> **What the task requires**
Every record must be repeated exactly, with no omission.

━━━━━ Record excerpts

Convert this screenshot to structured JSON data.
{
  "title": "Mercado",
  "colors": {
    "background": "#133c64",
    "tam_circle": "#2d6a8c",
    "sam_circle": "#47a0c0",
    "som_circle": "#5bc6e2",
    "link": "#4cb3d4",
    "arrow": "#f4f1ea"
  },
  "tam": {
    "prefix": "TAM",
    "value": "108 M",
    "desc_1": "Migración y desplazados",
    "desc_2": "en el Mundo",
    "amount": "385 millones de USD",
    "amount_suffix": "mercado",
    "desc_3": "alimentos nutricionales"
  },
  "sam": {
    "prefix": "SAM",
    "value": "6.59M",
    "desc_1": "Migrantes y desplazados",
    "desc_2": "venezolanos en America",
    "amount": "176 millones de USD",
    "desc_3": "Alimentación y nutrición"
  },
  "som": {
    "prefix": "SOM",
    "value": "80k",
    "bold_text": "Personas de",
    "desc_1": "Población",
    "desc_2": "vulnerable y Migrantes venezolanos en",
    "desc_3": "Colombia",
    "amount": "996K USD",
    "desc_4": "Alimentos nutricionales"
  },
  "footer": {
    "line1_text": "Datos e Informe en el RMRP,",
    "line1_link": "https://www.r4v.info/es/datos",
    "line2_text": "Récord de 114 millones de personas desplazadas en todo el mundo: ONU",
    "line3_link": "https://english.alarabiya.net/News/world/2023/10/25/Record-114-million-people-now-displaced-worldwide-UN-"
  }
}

━━━━━━━━━━

> **Right answer**
Convert this screenshot to structured JSON data.
{
  "title": "Mercado",
  "colors": {
    "background": "#133c64",
    "tam_circle": "#2d6a8c",
    "sam_circle": "#47a0c0",
    "som_circle": "#5bc6e2",
    "link": "#4cb3d4",
    "arrow": "#f4f1ea"
  },
  "tam": {
    "prefix": "TAM",
    "value": "108 M",
    "desc_1": "Migración y desplazados",
    "desc_2": "en el Mundo",
    "amount": "385 millones de USD",
    "amount_suffix": "mercado",
    "desc_3": "alimentos nutricionales"
  },
  "sam": {
    "prefix": "SAM",
    "value": "6.59M",
    "desc_1": "Migrantes y desplazados",
    "desc_2": "venezolanos en America",
    "amount": "176 millones de USD",
    "desc_3": "Alimentación y nutrición"
  },
  "som": {
    "prefix": "SOM",
    "value": "80k",
    "bold_text": "Personas de",
    "desc_1": "Población",
    "desc_2": "vulnerable y Migrantes venezolanos en",
    "desc_3": "Colombia",
    "amount": "996K USD",
    "desc_4": "Alimentos nutricionales"
  },
  "footer": {
    "line1_text": "Datos e Informe en el RMRP,",
    "line1_link": "https://www.r4v.info/es/datos",
    "line2_text": "Récord de 114 millones de personas desplazadas en todo el mundo: ONU",
    "line3_link": "https://english.alarabiya.net/News/world/2023/10/25/Record-114-million-people-now-displaced-worldwide-UN-"
  }
}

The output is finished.